Data excerpts
....

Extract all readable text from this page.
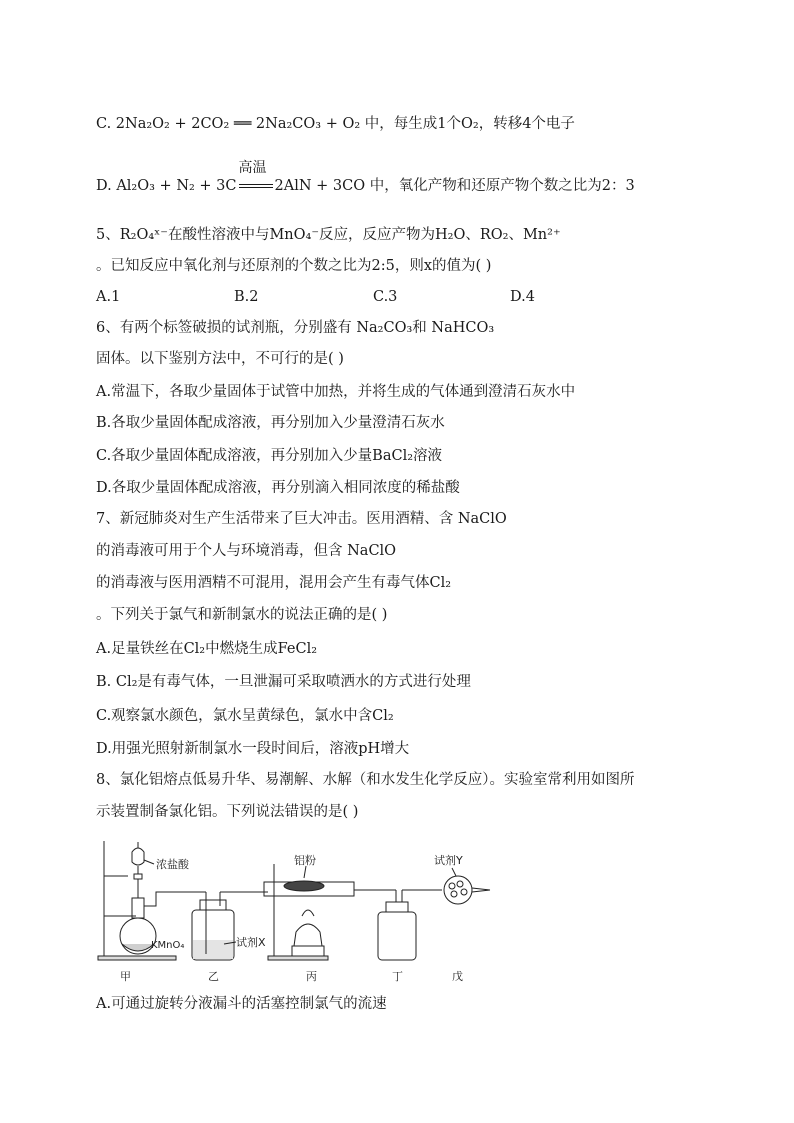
C. 2Na₂O₂ + 2CO₂ ══ 2Na₂CO₃ + O₂ 中，每生成1个O₂，转移4个电子
D. Al₂O₃ + N₂ + 3C
高温
2AlN + 3CO 中，氧化产物和还原产物个数之比为2：3
5、R₂O₄ˣ⁻在酸性溶液中与MnO₄⁻反应，反应产物为H₂O、RO₂、Mn²⁺
。已知反应中氧化剂与还原剂的个数之比为2:5，则x的值为( )
A.1	B.2	C.3	D.4
6、有两个标签破损的试剂瓶，分别盛有 Na₂CO₃和 NaHCO₃
固体。以下鉴别方法中，不可行的是( )
A.常温下，各取少量固体于试管中加热，并将生成的气体通到澄清石灰水中
B.各取少量固体配成溶液，再分别加入少量澄清石灰水
C.各取少量固体配成溶液，再分别加入少量BaCl₂溶液
D.各取少量固体配成溶液，再分别滴入相同浓度的稀盐酸
7、新冠肺炎对生产生活带来了巨大冲击。医用酒精、含 NaClO
的消毒液可用于个人与环境消毒，但含 NaClO
的消毒液与医用酒精不可混用，混用会产生有毒气体Cl₂
。下列关于氯气和新制氯水的说法正确的是( )
A.足量铁丝在Cl₂中燃烧生成FeCl₂
B. Cl₂是有毒气体，一旦泄漏可采取喷洒水的方式进行处理
C.观察氯水颜色，氯水呈黄绿色，氯水中含Cl₂
D.用强光照射新制氯水一段时间后，溶液pH增大
8、氯化铝熔点低易升华、易潮解、水解（和水发生化学反应）。实验室常利用如图所
示装置制备氯化铝。下列说法错误的是( )
浓盐酸
KMnO₄	试剂X
铝粉	试剂Y
甲	乙	丙	丁	戊
A.可通过旋转分液漏斗的活塞控制氯气的流速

....

# SET EXERCISE
Within the records above, how many lines include the word "NaClO"? State the number by itself.

# SOLUTION TO THIS TASK
2